WHAT THE TASK REQUIRES - Output every record below exactly as it appears.

start MATERIALS PROVIDED

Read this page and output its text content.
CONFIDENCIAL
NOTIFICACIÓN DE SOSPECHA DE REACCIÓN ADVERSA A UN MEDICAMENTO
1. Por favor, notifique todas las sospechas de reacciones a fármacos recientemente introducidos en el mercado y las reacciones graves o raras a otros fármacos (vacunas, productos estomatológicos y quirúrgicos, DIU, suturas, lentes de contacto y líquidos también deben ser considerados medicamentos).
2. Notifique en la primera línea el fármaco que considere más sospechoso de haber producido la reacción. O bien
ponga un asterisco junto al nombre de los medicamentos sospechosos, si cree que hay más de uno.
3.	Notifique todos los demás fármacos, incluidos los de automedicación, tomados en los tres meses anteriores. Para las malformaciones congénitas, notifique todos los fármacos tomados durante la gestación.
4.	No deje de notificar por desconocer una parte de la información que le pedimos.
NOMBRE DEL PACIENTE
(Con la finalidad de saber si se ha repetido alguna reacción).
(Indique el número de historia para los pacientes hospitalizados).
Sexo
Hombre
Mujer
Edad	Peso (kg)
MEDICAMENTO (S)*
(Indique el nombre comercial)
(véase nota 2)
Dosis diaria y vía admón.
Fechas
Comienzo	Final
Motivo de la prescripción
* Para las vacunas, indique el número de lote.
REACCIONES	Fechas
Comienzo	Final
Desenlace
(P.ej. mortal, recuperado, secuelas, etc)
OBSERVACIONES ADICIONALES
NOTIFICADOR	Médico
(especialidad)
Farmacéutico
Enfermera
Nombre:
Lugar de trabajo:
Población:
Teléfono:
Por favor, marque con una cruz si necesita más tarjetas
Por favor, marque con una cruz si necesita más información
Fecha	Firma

end MATERIALS PROVIDED

SOLUTION TO THIS PROBLEM -
Read this page and output its text content.
CONFIDENCIAL
NOTIFICACIÓN DE SOSPECHA DE REACCIÓN ADVERSA A UN MEDICAMENTO
1. Por favor, notifique todas las sospechas de reacciones a fármacos recientemente introducidos en el mercado y las reacciones graves o raras a otros fármacos (vacunas, productos estomatológicos y quirúrgicos, DIU, suturas, lentes de contacto y líquidos también deben ser considerados medicamentos).
2. Notifique en la primera línea el fármaco que considere más sospechoso de haber producido la reacción. O bien
ponga un asterisco junto al nombre de los medicamentos sospechosos, si cree que hay más de uno.
3.	Notifique todos los demás fármacos, incluidos los de automedicación, tomados en los tres meses anteriores. Para las malformaciones congénitas, notifique todos los fármacos tomados durante la gestación.
4.	No deje de notificar por desconocer una parte de la información que le pedimos.
NOMBRE DEL PACIENTE
(Con la finalidad de saber si se ha repetido alguna reacción).
(Indique el número de historia para los pacientes hospitalizados).
Sexo
Hombre
Mujer
Edad	Peso (kg)
MEDICAMENTO (S)*
(Indique el nombre comercial)
(véase nota 2)
Dosis diaria y vía admón.
Fechas
Comienzo	Final
Motivo de la prescripción
* Para las vacunas, indique el número de lote.
REACCIONES	Fechas
Comienzo	Final
Desenlace
(P.ej. mortal, recuperado, secuelas, etc)
OBSERVACIONES ADICIONALES
NOTIFICADOR	Médico
(especialidad)
Farmacéutico
Enfermera
Nombre:
Lugar de trabajo:
Población:
Teléfono:
Por favor, marque con una cruz si necesita más tarjetas
Por favor, marque con una cruz si necesita más información
Fecha	Firma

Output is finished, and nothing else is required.